**OBJECTIVE**
Look through the material and copy each line holding "promote".
[Begin]
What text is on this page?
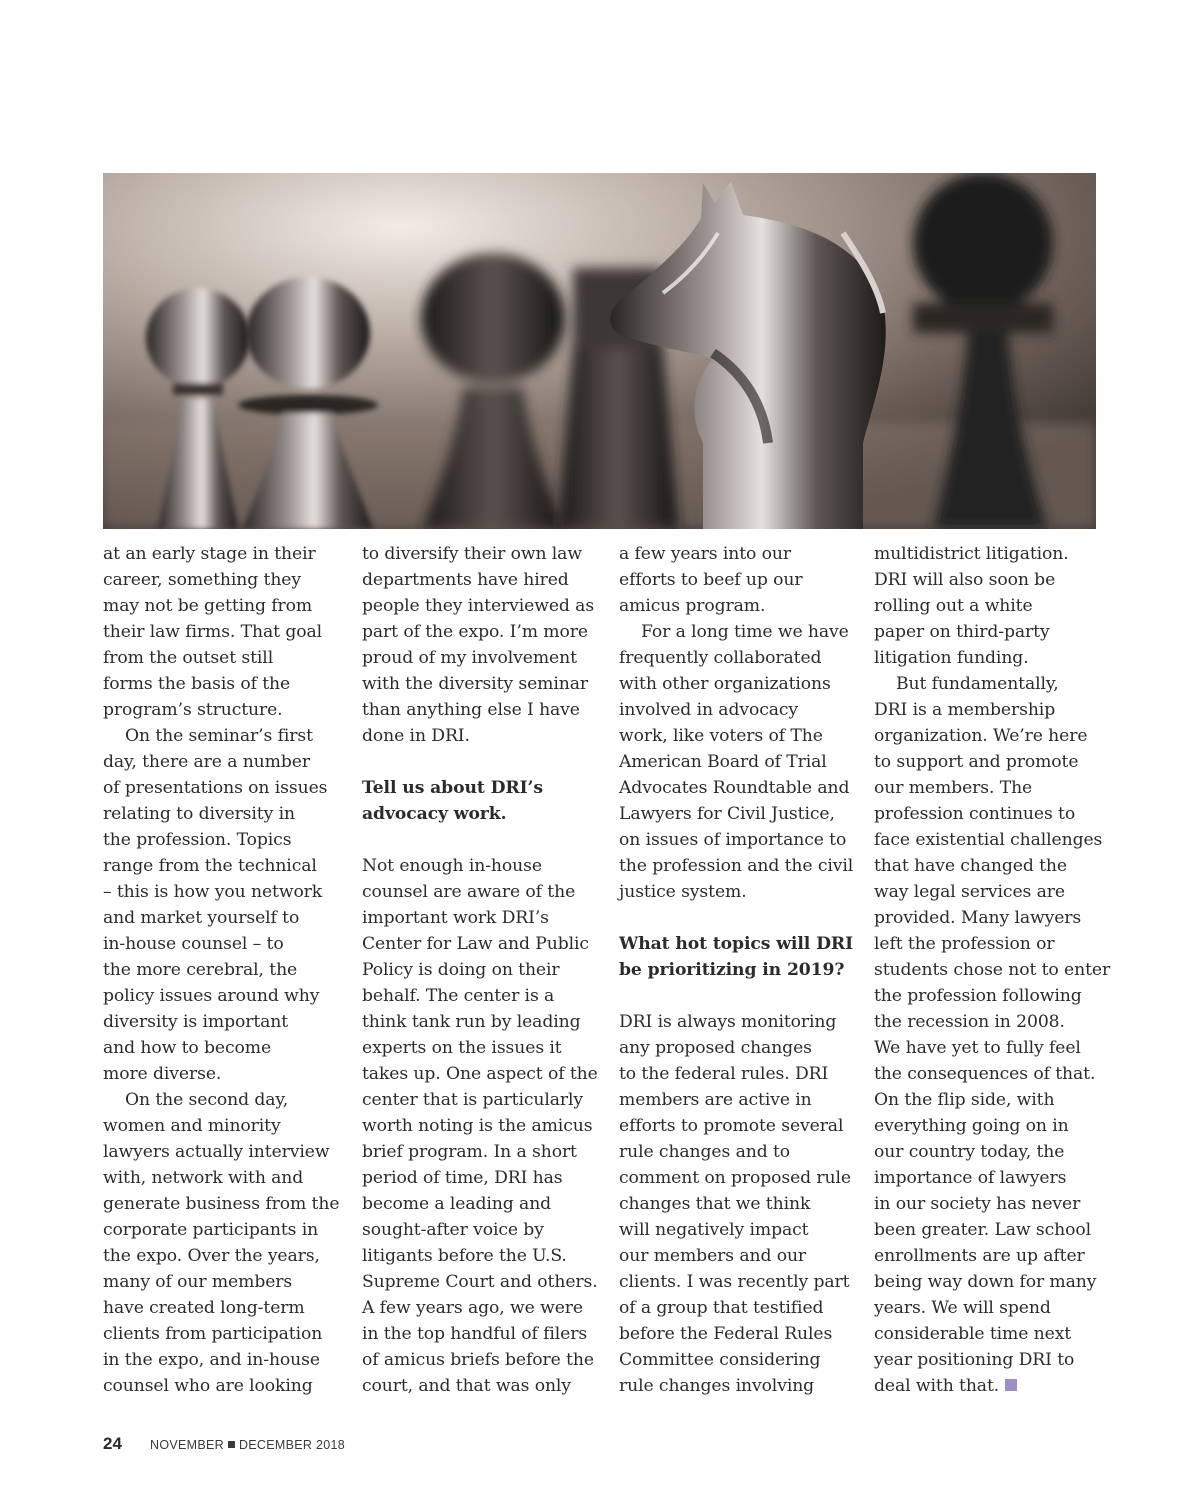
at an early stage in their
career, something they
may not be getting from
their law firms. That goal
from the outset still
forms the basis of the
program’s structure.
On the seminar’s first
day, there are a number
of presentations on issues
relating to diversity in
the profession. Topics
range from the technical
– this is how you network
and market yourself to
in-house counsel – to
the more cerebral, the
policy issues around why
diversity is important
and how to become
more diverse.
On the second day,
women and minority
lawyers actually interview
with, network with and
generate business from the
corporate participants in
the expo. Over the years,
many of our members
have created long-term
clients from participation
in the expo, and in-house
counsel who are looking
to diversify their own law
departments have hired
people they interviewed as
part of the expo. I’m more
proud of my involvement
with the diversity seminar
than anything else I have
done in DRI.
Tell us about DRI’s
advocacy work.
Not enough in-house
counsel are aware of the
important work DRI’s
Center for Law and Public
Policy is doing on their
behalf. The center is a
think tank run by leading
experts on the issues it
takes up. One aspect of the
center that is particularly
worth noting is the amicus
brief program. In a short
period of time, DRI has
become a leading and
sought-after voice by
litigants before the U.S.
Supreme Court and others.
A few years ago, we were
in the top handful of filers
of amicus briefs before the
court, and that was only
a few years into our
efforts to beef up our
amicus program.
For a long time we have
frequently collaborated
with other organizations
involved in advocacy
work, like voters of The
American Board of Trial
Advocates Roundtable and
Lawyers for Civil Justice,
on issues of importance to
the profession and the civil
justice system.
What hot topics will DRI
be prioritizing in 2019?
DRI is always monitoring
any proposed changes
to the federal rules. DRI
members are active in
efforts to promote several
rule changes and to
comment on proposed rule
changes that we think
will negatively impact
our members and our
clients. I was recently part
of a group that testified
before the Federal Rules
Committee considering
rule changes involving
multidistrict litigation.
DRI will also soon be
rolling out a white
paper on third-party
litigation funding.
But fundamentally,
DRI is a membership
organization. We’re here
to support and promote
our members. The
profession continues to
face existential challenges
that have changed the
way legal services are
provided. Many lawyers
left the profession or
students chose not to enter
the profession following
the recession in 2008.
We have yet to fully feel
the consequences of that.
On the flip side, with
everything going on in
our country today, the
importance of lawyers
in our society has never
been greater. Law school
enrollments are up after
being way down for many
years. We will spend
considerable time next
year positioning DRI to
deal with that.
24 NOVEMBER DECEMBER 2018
[End]
**OUTPUT**
efforts to promote several
to support and promote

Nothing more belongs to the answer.